* Set task *
Write out each line of the material again, word for word.

###

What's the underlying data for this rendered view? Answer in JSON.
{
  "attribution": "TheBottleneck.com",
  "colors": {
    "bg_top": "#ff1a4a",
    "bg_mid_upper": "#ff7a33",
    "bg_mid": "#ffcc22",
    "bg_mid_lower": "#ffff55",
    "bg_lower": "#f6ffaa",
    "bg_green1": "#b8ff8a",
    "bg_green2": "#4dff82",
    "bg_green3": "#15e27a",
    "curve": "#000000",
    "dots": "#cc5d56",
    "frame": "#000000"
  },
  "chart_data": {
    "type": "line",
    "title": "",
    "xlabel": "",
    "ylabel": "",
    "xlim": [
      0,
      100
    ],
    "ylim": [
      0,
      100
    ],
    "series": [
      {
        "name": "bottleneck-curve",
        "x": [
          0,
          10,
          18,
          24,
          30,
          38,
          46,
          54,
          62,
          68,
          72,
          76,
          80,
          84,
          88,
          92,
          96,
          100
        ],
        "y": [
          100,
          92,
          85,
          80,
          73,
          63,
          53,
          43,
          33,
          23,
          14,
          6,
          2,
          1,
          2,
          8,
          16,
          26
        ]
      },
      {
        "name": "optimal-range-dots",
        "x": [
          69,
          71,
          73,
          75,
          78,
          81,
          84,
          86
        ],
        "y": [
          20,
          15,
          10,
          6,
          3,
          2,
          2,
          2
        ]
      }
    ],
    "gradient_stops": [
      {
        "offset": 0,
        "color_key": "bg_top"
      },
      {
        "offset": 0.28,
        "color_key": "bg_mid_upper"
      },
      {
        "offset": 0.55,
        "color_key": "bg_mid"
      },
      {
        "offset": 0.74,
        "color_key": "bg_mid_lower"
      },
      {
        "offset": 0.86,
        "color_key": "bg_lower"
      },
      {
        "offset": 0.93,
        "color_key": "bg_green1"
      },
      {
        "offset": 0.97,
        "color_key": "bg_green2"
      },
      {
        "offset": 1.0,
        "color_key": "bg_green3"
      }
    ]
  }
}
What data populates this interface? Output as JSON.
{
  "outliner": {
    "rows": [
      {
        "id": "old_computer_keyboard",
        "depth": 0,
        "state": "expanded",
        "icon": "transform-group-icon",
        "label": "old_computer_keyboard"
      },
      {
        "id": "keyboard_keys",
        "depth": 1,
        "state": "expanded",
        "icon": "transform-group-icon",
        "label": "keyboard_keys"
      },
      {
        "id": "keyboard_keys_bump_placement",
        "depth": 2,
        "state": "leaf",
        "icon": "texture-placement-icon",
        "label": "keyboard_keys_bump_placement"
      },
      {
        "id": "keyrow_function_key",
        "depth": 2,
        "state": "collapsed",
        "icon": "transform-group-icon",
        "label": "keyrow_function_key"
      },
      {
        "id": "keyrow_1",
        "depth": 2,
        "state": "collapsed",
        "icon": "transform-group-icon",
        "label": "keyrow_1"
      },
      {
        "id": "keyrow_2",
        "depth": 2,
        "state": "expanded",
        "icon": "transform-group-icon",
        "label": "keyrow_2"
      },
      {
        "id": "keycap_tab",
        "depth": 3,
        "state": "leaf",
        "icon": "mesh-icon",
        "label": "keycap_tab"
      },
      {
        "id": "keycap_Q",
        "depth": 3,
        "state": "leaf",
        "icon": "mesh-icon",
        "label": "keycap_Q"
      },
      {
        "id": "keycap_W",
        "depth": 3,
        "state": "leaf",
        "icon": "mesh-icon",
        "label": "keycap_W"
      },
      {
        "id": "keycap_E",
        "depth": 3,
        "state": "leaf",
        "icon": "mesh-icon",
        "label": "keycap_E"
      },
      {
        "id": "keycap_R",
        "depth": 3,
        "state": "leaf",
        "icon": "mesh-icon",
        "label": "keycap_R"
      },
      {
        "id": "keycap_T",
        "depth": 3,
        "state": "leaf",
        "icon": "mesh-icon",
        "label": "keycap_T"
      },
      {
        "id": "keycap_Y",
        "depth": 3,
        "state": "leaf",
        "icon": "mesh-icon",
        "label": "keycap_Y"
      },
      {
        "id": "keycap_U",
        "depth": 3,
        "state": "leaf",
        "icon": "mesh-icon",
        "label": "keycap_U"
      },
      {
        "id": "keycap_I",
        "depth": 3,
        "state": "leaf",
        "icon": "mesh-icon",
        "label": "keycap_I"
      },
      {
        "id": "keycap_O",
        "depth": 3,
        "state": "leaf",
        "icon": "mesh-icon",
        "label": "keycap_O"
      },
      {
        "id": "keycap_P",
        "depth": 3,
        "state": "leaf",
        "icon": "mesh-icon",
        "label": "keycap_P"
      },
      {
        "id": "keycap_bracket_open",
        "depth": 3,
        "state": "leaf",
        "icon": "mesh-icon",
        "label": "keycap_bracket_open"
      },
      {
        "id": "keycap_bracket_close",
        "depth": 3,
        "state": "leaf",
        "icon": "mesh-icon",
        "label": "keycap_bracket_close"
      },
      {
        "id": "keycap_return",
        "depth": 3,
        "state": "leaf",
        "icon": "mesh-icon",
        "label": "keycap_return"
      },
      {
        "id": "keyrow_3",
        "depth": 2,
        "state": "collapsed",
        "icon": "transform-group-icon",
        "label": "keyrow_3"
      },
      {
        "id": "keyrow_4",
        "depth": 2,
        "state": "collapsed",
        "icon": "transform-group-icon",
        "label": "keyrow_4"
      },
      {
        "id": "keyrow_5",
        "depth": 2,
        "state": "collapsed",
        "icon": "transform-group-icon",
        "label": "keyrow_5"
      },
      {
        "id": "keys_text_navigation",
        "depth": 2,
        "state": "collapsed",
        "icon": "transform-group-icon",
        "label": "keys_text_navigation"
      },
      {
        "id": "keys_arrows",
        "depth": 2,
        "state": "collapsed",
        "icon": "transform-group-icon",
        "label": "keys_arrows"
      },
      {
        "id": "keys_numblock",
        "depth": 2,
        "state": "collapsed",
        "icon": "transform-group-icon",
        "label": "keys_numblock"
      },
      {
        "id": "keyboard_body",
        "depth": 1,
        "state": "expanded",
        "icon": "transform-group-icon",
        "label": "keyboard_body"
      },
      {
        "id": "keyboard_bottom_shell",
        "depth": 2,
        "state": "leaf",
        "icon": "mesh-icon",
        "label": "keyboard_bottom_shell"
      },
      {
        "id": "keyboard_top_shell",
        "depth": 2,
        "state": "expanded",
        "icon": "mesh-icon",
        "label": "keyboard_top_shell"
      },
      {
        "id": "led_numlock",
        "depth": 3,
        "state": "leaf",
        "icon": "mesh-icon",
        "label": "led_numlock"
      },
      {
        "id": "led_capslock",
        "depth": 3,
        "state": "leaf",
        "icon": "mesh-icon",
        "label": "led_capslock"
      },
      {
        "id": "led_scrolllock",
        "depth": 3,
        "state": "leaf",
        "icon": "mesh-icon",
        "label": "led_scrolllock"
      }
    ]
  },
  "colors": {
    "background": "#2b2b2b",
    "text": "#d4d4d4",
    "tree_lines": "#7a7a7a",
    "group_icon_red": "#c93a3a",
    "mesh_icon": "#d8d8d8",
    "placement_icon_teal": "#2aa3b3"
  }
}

###

* Worked solution *
What's the underlying data for this rendered view? Answer in JSON.
{
  "attribution": "TheBottleneck.com",
  "colors": {
    "bg_top": "#ff1a4a",
    "bg_mid_upper": "#ff7a33",
    "bg_mid": "#ffcc22",
    "bg_mid_lower": "#ffff55",
    "bg_lower": "#f6ffaa",
    "bg_green1": "#b8ff8a",
    "bg_green2": "#4dff82",
    "bg_green3": "#15e27a",
    "curve": "#000000",
    "dots": "#cc5d56",
    "frame": "#000000"
  },
  "chart_data": {
    "type": "line",
    "title": "",
    "xlabel": "",
    "ylabel": "",
    "xlim": [
      0,
      100
    ],
    "ylim": [
      0,
      100
    ],
    "series": [
      {
        "name": "bottleneck-curve",
        "x": [
          0,
          10,
          18,
          24,
          30,
          38,
          46,
          54,
          62,
          68,
          72,
          76,
          80,
          84,
          88,
          92,
          96,
          100
        ],
        "y": [
          100,
          92,
          85,
          80,
          73,
          63,
          53,
          43,
          33,
          23,
          14,
          6,
          2,
          1,
          2,
          8,
          16,
          26
        ]
      },
      {
        "name": "optimal-range-dots",
        "x": [
          69,
          71,
          73,
          75,
          78,
          81,
          84,
          86
        ],
        "y": [
          20,
          15,
          10,
          6,
          3,
          2,
          2,
          2
        ]
      }
    ],
    "gradient_stops": [
      {
        "offset": 0,
        "color_key": "bg_top"
      },
      {
        "offset": 0.28,
        "color_key": "bg_mid_upper"
      },
      {
        "offset": 0.55,
        "color_key": "bg_mid"
      },
      {
        "offset": 0.74,
        "color_key": "bg_mid_lower"
      },
      {
        "offset": 0.86,
        "color_key": "bg_lower"
      },
      {
        "offset": 0.93,
        "color_key": "bg_green1"
      },
      {
        "offset": 0.97,
        "color_key": "bg_green2"
      },
      {
        "offset": 1.0,
        "color_key": "bg_green3"
      }
    ]
  }
}
What data populates this interface? Output as JSON.
{
  "outliner": {
    "rows": [
      {
        "id": "old_computer_keyboard",
        "depth": 0,
        "state": "expanded",
        "icon": "transform-group-icon",
        "label": "old_computer_keyboard"
      },
      {
        "id": "keyboard_keys",
        "depth": 1,
        "state": "expanded",
        "icon": "transform-group-icon",
        "label": "keyboard_keys"
      },
      {
        "id": "keyboard_keys_bump_placement",
        "depth": 2,
        "state": "leaf",
        "icon": "texture-placement-icon",
        "label": "keyboard_keys_bump_placement"
      },
      {
        "id": "keyrow_function_key",
        "depth": 2,
        "state": "collapsed",
        "icon": "transform-group-icon",
        "label": "keyrow_function_key"
      },
      {
        "id": "keyrow_1",
        "depth": 2,
        "state": "collapsed",
        "icon": "transform-group-icon",
        "label": "keyrow_1"
      },
      {
        "id": "keyrow_2",
        "depth": 2,
        "state": "expanded",
        "icon": "transform-group-icon",
        "label": "keyrow_2"
      },
      {
        "id": "keycap_tab",
        "depth": 3,
        "state": "leaf",
        "icon": "mesh-icon",
        "label": "keycap_tab"
      },
      {
        "id": "keycap_Q",
        "depth": 3,
        "state": "leaf",
        "icon": "mesh-icon",
        "label": "keycap_Q"
      },
      {
        "id": "keycap_W",
        "depth": 3,
        "state": "leaf",
        "icon": "mesh-icon",
        "label": "keycap_W"
      },
      {
        "id": "keycap_E",
        "depth": 3,
        "state": "leaf",
        "icon": "mesh-icon",
        "label": "keycap_E"
      },
      {
        "id": "keycap_R",
        "depth": 3,
        "state": "leaf",
        "icon": "mesh-icon",
        "label": "keycap_R"
      },
      {
        "id": "keycap_T",
        "depth": 3,
        "state": "leaf",
        "icon": "mesh-icon",
        "label": "keycap_T"
      },
      {
        "id": "keycap_Y",
        "depth": 3,
        "state": "leaf",
        "icon": "mesh-icon",
        "label": "keycap_Y"
      },
      {
        "id": "keycap_U",
        "depth": 3,
        "state": "leaf",
        "icon": "mesh-icon",
        "label": "keycap_U"
      },
      {
        "id": "keycap_I",
        "depth": 3,
        "state": "leaf",
        "icon": "mesh-icon",
        "label": "keycap_I"
      },
      {
        "id": "keycap_O",
        "depth": 3,
        "state": "leaf",
        "icon": "mesh-icon",
        "label": "keycap_O"
      },
      {
        "id": "keycap_P",
        "depth": 3,
        "state": "leaf",
        "icon": "mesh-icon",
        "label": "keycap_P"
      },
      {
        "id": "keycap_bracket_open",
        "depth": 3,
        "state": "leaf",
        "icon": "mesh-icon",
        "label": "keycap_bracket_open"
      },
      {
        "id": "keycap_bracket_close",
        "depth": 3,
        "state": "leaf",
        "icon": "mesh-icon",
        "label": "keycap_bracket_close"
      },
      {
        "id": "keycap_return",
        "depth": 3,
        "state": "leaf",
        "icon": "mesh-icon",
        "label": "keycap_return"
      },
      {
        "id": "keyrow_3",
        "depth": 2,
        "state": "collapsed",
        "icon": "transform-group-icon",
        "label": "keyrow_3"
      },
      {
        "id": "keyrow_4",
        "depth": 2,
        "state": "collapsed",
        "icon": "transform-group-icon",
        "label": "keyrow_4"
      },
      {
        "id": "keyrow_5",
        "depth": 2,
        "state": "collapsed",
        "icon": "transform-group-icon",
        "label": "keyrow_5"
      },
      {
        "id": "keys_text_navigation",
        "depth": 2,
        "state": "collapsed",
        "icon": "transform-group-icon",
        "label": "keys_text_navigation"
      },
      {
        "id": "keys_arrows",
        "depth": 2,
        "state": "collapsed",
        "icon": "transform-group-icon",
        "label": "keys_arrows"
      },
      {
        "id": "keys_numblock",
        "depth": 2,
        "state": "collapsed",
        "icon": "transform-group-icon",
        "label": "keys_numblock"
      },
      {
        "id": "keyboard_body",
        "depth": 1,
        "state": "expanded",
        "icon": "transform-group-icon",
        "label": "keyboard_body"
      },
      {
        "id": "keyboard_bottom_shell",
        "depth": 2,
        "state": "leaf",
        "icon": "mesh-icon",
        "label": "keyboard_bottom_shell"
      },
      {
        "id": "keyboard_top_shell",
        "depth": 2,
        "state": "expanded",
        "icon": "mesh-icon",
        "label": "keyboard_top_shell"
      },
      {
        "id": "led_numlock",
        "depth": 3,
        "state": "leaf",
        "icon": "mesh-icon",
        "label": "led_numlock"
      },
      {
        "id": "led_capslock",
        "depth": 3,
        "state": "leaf",
        "icon": "mesh-icon",
        "label": "led_capslock"
      },
      {
        "id": "led_scrolllock",
        "depth": 3,
        "state": "leaf",
        "icon": "mesh-icon",
        "label": "led_scrolllock"
      }
    ]
  },
  "colors": {
    "background": "#2b2b2b",
    "text": "#d4d4d4",
    "tree_lines": "#7a7a7a",
    "group_icon_red": "#c93a3a",
    "mesh_icon": "#d8d8d8",
    "placement_icon_teal": "#2aa3b3"
  }
}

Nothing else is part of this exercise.